# DIRECTIONS:
Make an exact copy of the listing below. Pictures stay out of it.

[MATERIAL FOR THE TASK — start]

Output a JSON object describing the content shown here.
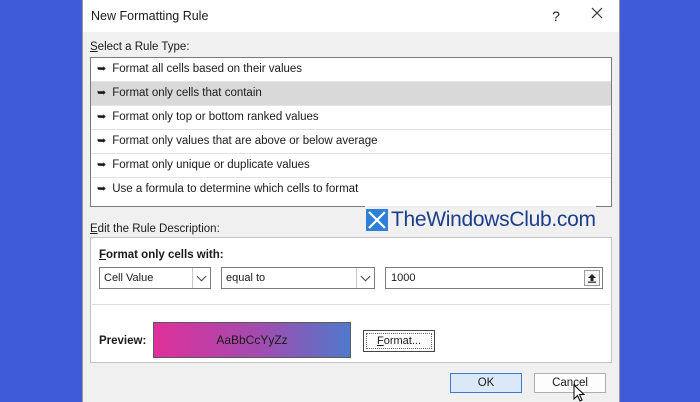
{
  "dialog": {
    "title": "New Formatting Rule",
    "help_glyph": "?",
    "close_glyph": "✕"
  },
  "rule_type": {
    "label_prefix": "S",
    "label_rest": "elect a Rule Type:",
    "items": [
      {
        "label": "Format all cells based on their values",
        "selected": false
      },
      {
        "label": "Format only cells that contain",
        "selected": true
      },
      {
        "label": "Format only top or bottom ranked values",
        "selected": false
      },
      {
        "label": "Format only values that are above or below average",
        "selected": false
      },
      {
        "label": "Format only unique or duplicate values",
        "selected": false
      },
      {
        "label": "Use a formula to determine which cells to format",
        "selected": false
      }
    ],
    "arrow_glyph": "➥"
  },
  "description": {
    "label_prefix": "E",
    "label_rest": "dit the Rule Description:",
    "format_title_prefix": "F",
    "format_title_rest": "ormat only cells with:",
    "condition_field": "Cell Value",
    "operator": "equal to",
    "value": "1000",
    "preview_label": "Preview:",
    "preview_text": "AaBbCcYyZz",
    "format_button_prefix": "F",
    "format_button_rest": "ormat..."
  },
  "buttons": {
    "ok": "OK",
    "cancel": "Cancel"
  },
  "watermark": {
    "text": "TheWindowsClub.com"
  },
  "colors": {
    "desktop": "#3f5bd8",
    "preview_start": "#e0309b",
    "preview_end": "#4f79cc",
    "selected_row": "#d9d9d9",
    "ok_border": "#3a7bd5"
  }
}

[MATERIAL FOR THE TASK — finish]

# RESULT OF THE EXERCISE:
Output a JSON object describing the content shown here.
{
  "dialog": {
    "title": "New Formatting Rule",
    "help_glyph": "?",
    "close_glyph": "✕"
  },
  "rule_type": {
    "label_prefix": "S",
    "label_rest": "elect a Rule Type:",
    "items": [
      {
        "label": "Format all cells based on their values",
        "selected": false
      },
      {
        "label": "Format only cells that contain",
        "selected": true
      },
      {
        "label": "Format only top or bottom ranked values",
        "selected": false
      },
      {
        "label": "Format only values that are above or below average",
        "selected": false
      },
      {
        "label": "Format only unique or duplicate values",
        "selected": false
      },
      {
        "label": "Use a formula to determine which cells to format",
        "selected": false
      }
    ],
    "arrow_glyph": "➥"
  },
  "description": {
    "label_prefix": "E",
    "label_rest": "dit the Rule Description:",
    "format_title_prefix": "F",
    "format_title_rest": "ormat only cells with:",
    "condition_field": "Cell Value",
    "operator": "equal to",
    "value": "1000",
    "preview_label": "Preview:",
    "preview_text": "AaBbCcYyZz",
    "format_button_prefix": "F",
    "format_button_rest": "ormat..."
  },
  "buttons": {
    "ok": "OK",
    "cancel": "Cancel"
  },
  "watermark": {
    "text": "TheWindowsClub.com"
  },
  "colors": {
    "desktop": "#3f5bd8",
    "preview_start": "#e0309b",
    "preview_end": "#4f79cc",
    "selected_row": "#d9d9d9",
    "ok_border": "#3a7bd5"
  }
}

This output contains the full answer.